Dataset records:
* * *
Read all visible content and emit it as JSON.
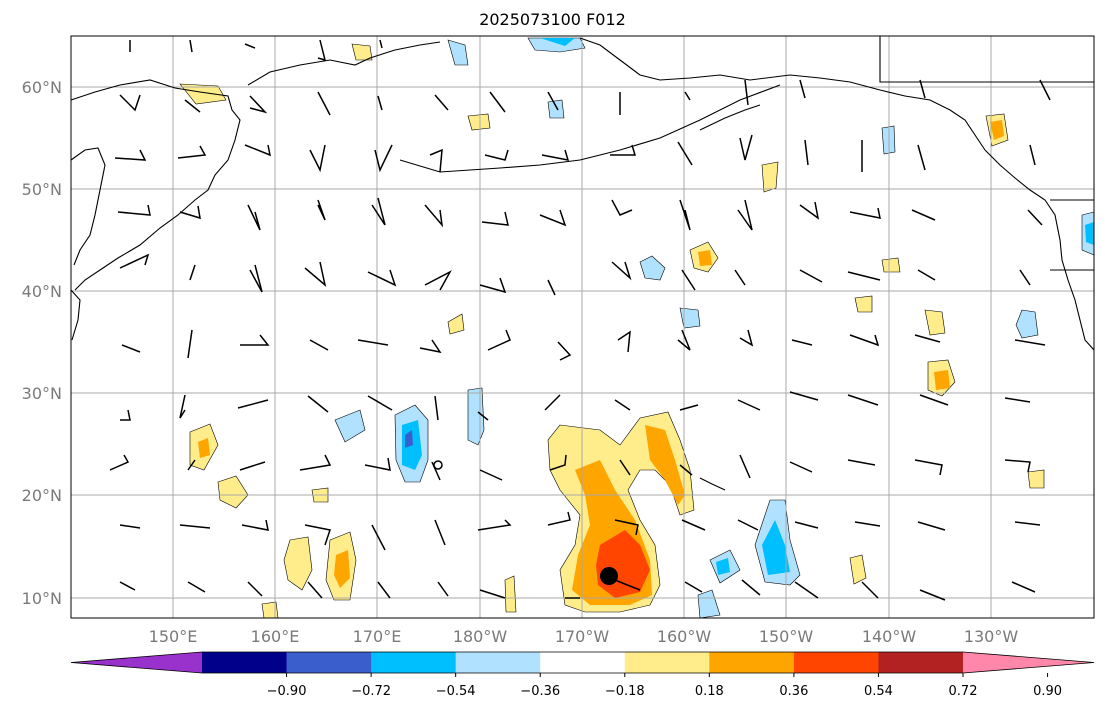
{
  "title": "2025073100 F012",
  "map": {
    "lat_labels": [
      "60°N",
      "50°N",
      "40°N",
      "30°N",
      "20°N",
      "10°N"
    ],
    "lon_labels": [
      "150°E",
      "160°E",
      "170°E",
      "180°W",
      "170°W",
      "160°W",
      "150°W",
      "140°W",
      "130°W"
    ],
    "center_marker": {
      "lon": -167,
      "lat": 12
    }
  },
  "colorbar": {
    "labels": [
      "−0.90",
      "−0.72",
      "−0.54",
      "−0.36",
      "−0.18",
      "0.18",
      "0.36",
      "0.54",
      "0.72",
      "0.90"
    ],
    "colors": [
      "#9932cc",
      "#00008b",
      "#3a5fcd",
      "#00bfff",
      "#b0e2ff",
      "#ffffff",
      "#ffec8b",
      "#ffa500",
      "#ff4500",
      "#b22222",
      "#ff88aa"
    ]
  }
}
* * *
Prompt:
Your task is to copy the entries in full and exactly, without any images.

The result:
Read all visible content and emit it as JSON.
{
  "title": "2025073100 F012",
  "map": {
    "lat_labels": [
      "60°N",
      "50°N",
      "40°N",
      "30°N",
      "20°N",
      "10°N"
    ],
    "lon_labels": [
      "150°E",
      "160°E",
      "170°E",
      "180°W",
      "170°W",
      "160°W",
      "150°W",
      "140°W",
      "130°W"
    ],
    "center_marker": {
      "lon": -167,
      "lat": 12
    }
  },
  "colorbar": {
    "labels": [
      "−0.90",
      "−0.72",
      "−0.54",
      "−0.36",
      "−0.18",
      "0.18",
      "0.36",
      "0.54",
      "0.72",
      "0.90"
    ],
    "colors": [
      "#9932cc",
      "#00008b",
      "#3a5fcd",
      "#00bfff",
      "#b0e2ff",
      "#ffffff",
      "#ffec8b",
      "#ffa500",
      "#ff4500",
      "#b22222",
      "#ff88aa"
    ]
  }
}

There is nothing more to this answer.